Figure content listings
────

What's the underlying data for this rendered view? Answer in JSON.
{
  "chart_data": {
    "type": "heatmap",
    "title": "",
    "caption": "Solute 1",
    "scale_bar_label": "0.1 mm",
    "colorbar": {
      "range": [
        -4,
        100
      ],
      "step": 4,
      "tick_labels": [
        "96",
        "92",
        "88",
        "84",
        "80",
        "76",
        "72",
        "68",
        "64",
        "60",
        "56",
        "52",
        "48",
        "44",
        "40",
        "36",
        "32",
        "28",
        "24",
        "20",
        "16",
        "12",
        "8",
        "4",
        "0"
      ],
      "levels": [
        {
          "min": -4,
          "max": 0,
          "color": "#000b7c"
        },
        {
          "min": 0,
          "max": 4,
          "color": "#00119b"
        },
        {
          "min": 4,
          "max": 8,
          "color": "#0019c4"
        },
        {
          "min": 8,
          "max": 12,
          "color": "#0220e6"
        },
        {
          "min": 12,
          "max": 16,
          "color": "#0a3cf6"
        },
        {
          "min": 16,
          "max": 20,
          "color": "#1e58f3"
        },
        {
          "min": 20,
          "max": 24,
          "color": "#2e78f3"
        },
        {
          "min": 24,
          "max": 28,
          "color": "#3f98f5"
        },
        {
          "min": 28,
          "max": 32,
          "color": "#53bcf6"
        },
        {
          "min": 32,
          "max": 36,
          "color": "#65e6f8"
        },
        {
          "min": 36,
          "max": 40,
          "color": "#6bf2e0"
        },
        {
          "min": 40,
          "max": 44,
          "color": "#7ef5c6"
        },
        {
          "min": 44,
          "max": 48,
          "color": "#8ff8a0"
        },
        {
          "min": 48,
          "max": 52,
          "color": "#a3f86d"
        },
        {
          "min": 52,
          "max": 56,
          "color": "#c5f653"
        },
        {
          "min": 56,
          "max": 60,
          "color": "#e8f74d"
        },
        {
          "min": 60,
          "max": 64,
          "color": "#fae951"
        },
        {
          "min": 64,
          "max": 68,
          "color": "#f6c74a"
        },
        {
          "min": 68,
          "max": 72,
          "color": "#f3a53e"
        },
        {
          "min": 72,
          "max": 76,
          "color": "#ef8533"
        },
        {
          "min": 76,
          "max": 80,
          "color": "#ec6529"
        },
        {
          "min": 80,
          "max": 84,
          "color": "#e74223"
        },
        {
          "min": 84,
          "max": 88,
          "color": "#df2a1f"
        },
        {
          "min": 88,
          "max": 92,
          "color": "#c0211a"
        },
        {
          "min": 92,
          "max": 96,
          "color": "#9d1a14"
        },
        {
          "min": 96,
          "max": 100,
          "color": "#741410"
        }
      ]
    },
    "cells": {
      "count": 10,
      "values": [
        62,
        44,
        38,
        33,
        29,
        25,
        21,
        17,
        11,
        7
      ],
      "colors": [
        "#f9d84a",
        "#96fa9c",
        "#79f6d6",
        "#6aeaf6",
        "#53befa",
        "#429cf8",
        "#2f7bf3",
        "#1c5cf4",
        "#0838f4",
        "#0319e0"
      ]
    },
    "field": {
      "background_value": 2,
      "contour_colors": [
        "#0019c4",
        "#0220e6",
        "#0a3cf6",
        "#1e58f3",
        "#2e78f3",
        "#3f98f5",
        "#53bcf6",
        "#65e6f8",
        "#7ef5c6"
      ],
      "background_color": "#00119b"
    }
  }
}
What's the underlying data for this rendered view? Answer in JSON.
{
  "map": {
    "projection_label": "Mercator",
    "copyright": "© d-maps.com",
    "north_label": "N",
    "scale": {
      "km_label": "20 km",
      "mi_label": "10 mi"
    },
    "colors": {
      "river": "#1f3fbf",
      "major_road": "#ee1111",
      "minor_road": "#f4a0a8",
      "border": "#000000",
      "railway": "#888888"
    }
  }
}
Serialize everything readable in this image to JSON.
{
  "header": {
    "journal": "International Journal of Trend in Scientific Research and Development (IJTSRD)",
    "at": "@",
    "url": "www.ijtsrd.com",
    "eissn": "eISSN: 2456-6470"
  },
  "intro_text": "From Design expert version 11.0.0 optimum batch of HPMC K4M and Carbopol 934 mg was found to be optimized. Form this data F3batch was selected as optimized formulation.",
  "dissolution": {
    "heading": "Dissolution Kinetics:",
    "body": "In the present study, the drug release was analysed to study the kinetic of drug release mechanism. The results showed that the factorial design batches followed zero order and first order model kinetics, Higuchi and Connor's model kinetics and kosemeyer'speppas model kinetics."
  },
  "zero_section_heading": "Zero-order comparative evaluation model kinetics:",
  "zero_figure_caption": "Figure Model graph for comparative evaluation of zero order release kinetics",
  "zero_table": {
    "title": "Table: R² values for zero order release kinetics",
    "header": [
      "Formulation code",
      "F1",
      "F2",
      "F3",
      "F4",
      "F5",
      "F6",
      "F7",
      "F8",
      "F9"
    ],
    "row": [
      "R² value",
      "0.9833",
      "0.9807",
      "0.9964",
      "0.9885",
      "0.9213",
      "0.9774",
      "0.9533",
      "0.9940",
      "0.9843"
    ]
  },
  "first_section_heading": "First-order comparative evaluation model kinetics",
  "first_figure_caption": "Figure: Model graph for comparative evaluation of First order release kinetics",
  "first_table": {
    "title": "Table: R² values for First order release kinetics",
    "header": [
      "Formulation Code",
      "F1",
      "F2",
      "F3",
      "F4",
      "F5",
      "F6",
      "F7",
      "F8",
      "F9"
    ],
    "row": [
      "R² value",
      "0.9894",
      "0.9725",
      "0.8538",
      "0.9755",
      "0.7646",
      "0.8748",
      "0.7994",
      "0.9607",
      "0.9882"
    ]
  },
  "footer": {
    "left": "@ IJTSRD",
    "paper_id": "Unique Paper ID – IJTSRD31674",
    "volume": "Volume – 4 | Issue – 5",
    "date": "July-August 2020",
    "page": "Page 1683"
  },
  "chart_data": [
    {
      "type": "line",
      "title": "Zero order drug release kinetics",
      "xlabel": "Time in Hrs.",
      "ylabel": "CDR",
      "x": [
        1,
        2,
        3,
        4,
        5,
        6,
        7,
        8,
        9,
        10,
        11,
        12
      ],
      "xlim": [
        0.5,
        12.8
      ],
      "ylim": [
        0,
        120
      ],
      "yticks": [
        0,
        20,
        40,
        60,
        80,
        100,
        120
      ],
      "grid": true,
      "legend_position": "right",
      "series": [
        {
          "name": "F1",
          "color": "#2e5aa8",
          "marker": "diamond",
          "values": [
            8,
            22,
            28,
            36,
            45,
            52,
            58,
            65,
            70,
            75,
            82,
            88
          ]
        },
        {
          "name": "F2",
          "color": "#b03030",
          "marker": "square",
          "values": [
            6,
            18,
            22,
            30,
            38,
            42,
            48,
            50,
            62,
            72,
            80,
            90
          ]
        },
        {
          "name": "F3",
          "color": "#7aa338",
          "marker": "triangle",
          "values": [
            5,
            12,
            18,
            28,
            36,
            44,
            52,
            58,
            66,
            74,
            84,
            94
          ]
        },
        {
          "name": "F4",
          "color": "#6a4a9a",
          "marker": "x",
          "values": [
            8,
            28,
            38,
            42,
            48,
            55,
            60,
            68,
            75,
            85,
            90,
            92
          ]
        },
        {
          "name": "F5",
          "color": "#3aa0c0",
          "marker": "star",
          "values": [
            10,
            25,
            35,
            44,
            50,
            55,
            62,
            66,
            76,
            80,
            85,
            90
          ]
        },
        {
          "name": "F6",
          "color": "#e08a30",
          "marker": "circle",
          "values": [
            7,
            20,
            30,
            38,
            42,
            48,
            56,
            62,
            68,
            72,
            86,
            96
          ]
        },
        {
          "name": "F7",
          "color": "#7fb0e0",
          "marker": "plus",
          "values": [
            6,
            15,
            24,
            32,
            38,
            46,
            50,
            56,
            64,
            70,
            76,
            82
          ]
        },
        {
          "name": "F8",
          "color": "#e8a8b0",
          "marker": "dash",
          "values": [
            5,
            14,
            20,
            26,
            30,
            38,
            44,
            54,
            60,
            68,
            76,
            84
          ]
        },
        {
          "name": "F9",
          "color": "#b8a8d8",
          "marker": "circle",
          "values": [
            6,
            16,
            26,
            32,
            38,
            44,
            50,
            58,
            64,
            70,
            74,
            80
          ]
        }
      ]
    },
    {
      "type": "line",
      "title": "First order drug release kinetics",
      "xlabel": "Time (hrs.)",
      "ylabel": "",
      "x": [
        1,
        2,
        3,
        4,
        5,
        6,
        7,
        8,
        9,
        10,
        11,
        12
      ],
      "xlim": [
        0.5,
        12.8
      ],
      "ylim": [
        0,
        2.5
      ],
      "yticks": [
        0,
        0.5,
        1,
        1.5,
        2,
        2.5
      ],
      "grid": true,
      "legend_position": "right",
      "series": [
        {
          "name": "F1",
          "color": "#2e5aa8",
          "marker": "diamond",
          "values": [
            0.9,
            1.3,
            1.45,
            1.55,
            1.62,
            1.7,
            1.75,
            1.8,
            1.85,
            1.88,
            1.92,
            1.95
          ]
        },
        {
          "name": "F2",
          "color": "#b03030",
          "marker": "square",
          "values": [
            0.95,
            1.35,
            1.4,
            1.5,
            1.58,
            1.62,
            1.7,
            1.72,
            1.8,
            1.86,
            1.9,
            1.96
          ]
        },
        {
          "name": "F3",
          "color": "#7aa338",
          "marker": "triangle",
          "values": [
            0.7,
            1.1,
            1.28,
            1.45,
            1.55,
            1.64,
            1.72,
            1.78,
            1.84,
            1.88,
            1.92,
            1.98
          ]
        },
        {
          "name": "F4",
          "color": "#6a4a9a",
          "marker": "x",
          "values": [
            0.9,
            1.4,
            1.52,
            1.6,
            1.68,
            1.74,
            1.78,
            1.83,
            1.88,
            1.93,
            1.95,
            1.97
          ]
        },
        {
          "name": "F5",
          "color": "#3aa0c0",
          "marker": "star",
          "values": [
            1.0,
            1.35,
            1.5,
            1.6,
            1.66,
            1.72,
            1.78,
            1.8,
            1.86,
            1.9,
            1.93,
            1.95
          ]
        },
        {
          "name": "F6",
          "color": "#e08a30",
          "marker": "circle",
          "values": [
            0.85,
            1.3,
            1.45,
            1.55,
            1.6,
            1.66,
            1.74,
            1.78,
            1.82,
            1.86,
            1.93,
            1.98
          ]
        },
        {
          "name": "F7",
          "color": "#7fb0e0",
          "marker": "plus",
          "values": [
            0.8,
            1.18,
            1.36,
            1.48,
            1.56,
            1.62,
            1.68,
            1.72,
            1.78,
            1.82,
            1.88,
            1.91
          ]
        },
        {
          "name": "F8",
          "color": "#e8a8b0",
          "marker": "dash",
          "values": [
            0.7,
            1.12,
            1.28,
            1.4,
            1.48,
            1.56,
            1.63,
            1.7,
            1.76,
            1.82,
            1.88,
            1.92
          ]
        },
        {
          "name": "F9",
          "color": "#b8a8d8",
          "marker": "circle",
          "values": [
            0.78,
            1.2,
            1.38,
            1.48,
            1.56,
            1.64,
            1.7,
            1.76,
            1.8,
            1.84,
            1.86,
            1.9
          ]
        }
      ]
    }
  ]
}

────

**WHAT IS EXPECTED**
Where a line above holds the string "drug", show that line.

**OUTPUT FOR THIS TASK**
    "body": "In the present study, the drug release was analysed to study the kinetic of drug release mechanism. The results showed that the factorial design batches followed zero order and first order model kinetics, Higuchi and Connor's model kinetics and kosemeyer'speppas model kinetics."
      "title": "Zero order drug release kinetics",
      "title": "First order drug release kinetics",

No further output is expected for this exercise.